(Records that describe figures)
==*==

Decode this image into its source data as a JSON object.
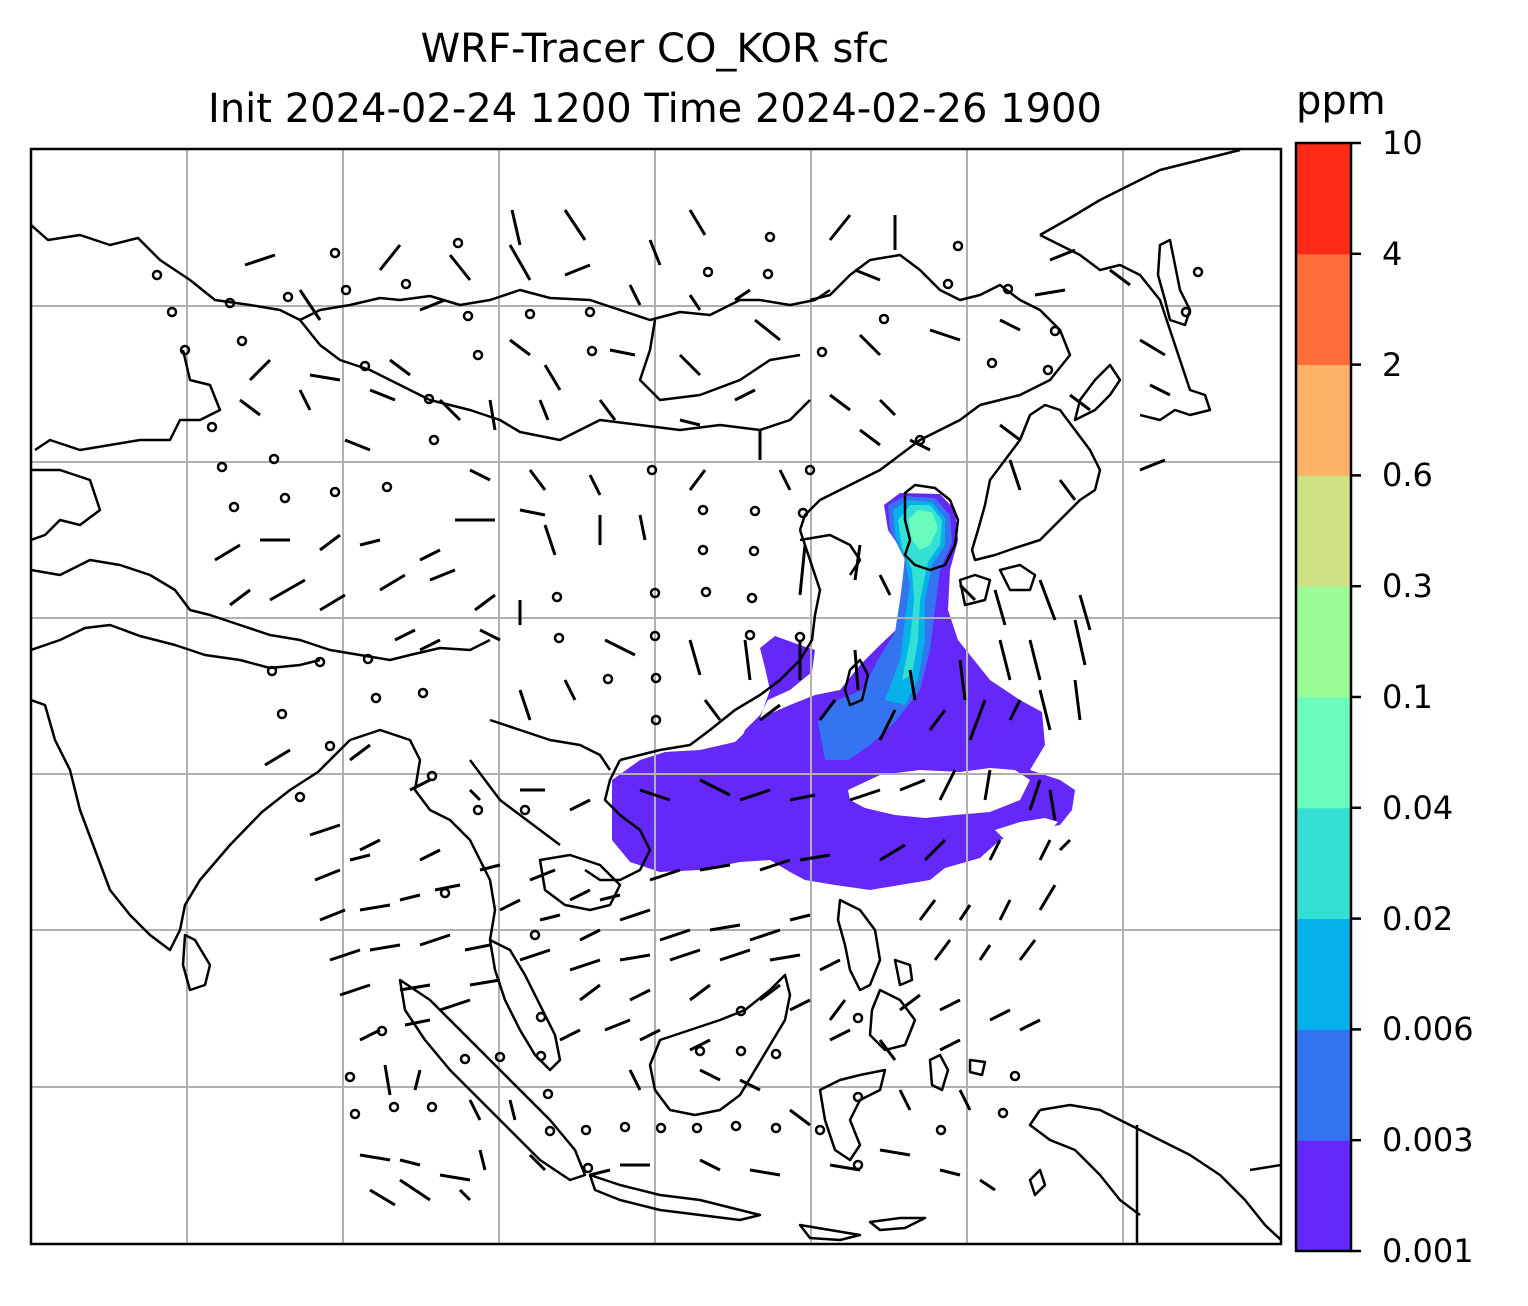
{
  "title": {
    "line1": "WRF-Tracer CO_KOR sfc",
    "line2": "Init 2024-02-24 1200 Time 2024-02-26 1900"
  },
  "colorbar": {
    "unit": "ppm",
    "ticks": [
      "0.001",
      "0.003",
      "0.006",
      "0.02",
      "0.04",
      "0.1",
      "0.3",
      "0.6",
      "2",
      "4",
      "10"
    ],
    "colors": [
      "#6428f8",
      "#3574f0",
      "#05b1e9",
      "#34dfd4",
      "#6afcbd",
      "#9bfb97",
      "#cde284",
      "#fdb365",
      "#ff6e39",
      "#ff2a17"
    ]
  },
  "map": {
    "gridline_color": "#b0b0b0",
    "coastline_color": "#000000",
    "wind_symbol": "wind-barb"
  }
}
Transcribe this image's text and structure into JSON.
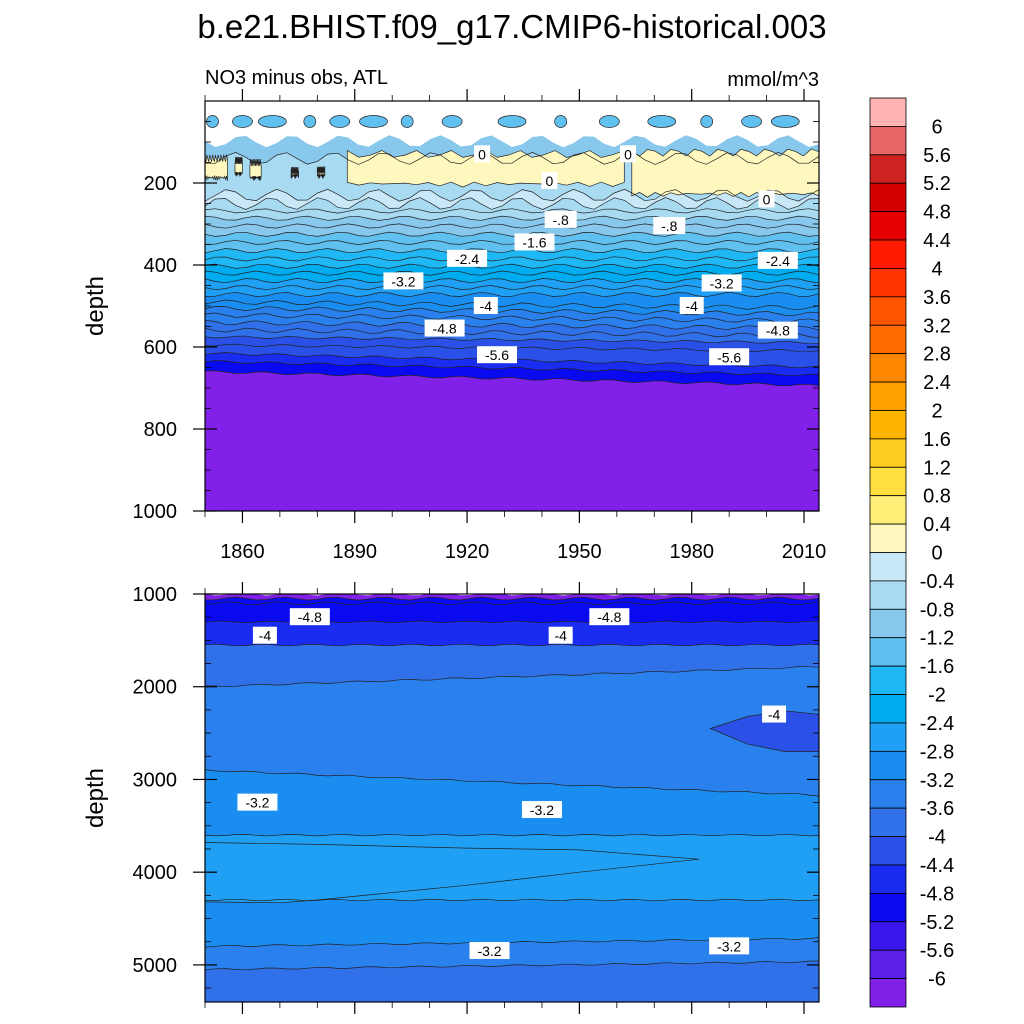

==*==

WHAT YOU NEED TO DO:
Locate all lines that include the word "this" and copy them out.

COMPLETE OUTPUT:
Decode this image into its source data as a JSON object.
Transcribe this image's text and structure into JSON.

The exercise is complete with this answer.